**Problem requirements:** Select, from the material below, each line with "JSON" in it.

** start of Data entries **

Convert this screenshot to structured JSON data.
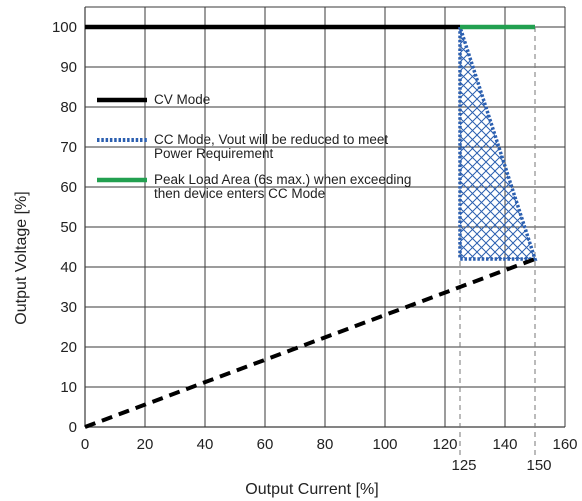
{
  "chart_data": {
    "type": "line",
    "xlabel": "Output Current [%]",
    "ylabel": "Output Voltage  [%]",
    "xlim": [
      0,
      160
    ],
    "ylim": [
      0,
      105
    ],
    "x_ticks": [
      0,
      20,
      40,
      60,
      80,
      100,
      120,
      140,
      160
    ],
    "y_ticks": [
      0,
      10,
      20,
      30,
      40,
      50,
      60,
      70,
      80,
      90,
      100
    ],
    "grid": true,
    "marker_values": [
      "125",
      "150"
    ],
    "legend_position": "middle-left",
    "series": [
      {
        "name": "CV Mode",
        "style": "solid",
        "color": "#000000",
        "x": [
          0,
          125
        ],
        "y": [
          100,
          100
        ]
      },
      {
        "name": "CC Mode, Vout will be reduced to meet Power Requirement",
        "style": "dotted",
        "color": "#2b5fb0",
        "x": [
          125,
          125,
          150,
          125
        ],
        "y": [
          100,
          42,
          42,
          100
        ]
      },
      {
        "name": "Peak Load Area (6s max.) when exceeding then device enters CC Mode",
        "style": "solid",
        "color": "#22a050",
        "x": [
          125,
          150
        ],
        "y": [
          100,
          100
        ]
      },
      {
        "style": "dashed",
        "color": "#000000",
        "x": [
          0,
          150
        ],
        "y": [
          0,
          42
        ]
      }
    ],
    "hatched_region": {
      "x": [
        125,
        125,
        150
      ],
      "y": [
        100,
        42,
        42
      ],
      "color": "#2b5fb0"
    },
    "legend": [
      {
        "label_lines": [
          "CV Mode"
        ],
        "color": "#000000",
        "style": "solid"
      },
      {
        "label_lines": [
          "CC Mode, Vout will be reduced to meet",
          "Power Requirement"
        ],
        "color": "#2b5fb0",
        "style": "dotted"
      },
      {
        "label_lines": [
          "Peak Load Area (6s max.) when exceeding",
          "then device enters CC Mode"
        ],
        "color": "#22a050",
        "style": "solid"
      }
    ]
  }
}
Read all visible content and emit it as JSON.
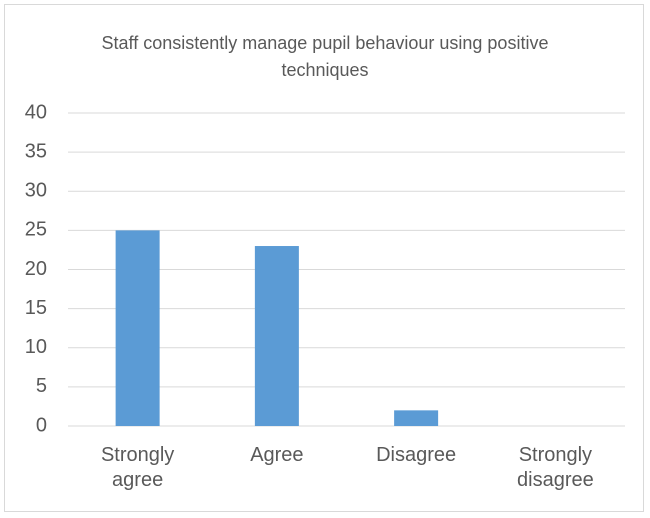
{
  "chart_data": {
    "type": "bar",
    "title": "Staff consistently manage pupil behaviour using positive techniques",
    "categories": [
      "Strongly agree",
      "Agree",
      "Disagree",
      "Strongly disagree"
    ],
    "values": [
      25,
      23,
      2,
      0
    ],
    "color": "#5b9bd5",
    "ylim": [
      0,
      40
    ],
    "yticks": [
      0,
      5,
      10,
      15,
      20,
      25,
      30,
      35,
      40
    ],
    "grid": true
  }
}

** end of Data entries **

**Answer for the task:**
Convert this screenshot to structured JSON data.
Read all visible content and emit it as JSON.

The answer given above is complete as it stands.